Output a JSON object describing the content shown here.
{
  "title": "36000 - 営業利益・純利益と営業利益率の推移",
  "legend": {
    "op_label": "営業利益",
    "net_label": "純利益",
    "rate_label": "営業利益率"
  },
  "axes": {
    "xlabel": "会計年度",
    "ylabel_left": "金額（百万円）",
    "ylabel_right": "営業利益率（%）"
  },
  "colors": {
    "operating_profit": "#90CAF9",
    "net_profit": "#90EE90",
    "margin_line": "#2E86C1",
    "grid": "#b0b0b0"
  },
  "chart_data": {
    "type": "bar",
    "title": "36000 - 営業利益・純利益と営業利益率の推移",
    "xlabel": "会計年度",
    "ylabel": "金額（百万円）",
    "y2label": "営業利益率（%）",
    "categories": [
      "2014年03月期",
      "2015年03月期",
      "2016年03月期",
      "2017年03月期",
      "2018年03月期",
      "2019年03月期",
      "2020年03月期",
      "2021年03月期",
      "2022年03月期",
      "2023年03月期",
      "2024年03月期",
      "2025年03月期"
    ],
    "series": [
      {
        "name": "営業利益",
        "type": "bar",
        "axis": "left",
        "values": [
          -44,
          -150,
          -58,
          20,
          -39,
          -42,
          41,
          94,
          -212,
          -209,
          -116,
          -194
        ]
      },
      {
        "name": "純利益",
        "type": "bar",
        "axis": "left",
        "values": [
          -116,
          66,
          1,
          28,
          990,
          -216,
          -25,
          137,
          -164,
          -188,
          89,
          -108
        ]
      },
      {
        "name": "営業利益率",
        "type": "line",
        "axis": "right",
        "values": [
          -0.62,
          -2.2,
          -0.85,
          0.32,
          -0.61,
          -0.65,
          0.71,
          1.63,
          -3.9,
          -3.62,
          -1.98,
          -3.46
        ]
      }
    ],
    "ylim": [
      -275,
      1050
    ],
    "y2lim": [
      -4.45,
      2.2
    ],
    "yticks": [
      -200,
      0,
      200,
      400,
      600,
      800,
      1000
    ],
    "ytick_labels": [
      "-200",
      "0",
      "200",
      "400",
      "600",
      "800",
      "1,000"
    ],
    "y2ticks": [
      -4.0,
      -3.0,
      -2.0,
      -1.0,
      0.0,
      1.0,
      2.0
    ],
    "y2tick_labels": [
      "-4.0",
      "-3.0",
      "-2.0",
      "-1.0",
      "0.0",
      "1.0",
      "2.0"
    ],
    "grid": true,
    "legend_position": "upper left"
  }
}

# # # #

* [What needs to be done]
The records above are to be repeated exactly, in their entirety.

* [Reply to the task]
Output a JSON object describing the content shown here.
{
  "title": "36000 - 営業利益・純利益と営業利益率の推移",
  "legend": {
    "op_label": "営業利益",
    "net_label": "純利益",
    "rate_label": "営業利益率"
  },
  "axes": {
    "xlabel": "会計年度",
    "ylabel_left": "金額（百万円）",
    "ylabel_right": "営業利益率（%）"
  },
  "colors": {
    "operating_profit": "#90CAF9",
    "net_profit": "#90EE90",
    "margin_line": "#2E86C1",
    "grid": "#b0b0b0"
  },
  "chart_data": {
    "type": "bar",
    "title": "36000 - 営業利益・純利益と営業利益率の推移",
    "xlabel": "会計年度",
    "ylabel": "金額（百万円）",
    "y2label": "営業利益率（%）",
    "categories": [
      "2014年03月期",
      "2015年03月期",
      "2016年03月期",
      "2017年03月期",
      "2018年03月期",
      "2019年03月期",
      "2020年03月期",
      "2021年03月期",
      "2022年03月期",
      "2023年03月期",
      "2024年03月期",
      "2025年03月期"
    ],
    "series": [
      {
        "name": "営業利益",
        "type": "bar",
        "axis": "left",
        "values": [
          -44,
          -150,
          -58,
          20,
          -39,
          -42,
          41,
          94,
          -212,
          -209,
          -116,
          -194
        ]
      },
      {
        "name": "純利益",
        "type": "bar",
        "axis": "left",
        "values": [
          -116,
          66,
          1,
          28,
          990,
          -216,
          -25,
          137,
          -164,
          -188,
          89,
          -108
        ]
      },
      {
        "name": "営業利益率",
        "type": "line",
        "axis": "right",
        "values": [
          -0.62,
          -2.2,
          -0.85,
          0.32,
          -0.61,
          -0.65,
          0.71,
          1.63,
          -3.9,
          -3.62,
          -1.98,
          -3.46
        ]
      }
    ],
    "ylim": [
      -275,
      1050
    ],
    "y2lim": [
      -4.45,
      2.2
    ],
    "yticks": [
      -200,
      0,
      200,
      400,
      600,
      800,
      1000
    ],
    "ytick_labels": [
      "-200",
      "0",
      "200",
      "400",
      "600",
      "800",
      "1,000"
    ],
    "y2ticks": [
      -4.0,
      -3.0,
      -2.0,
      -1.0,
      0.0,
      1.0,
      2.0
    ],
    "y2tick_labels": [
      "-4.0",
      "-3.0",
      "-2.0",
      "-1.0",
      "0.0",
      "1.0",
      "2.0"
    ],
    "grid": true,
    "legend_position": "upper left"
  }
}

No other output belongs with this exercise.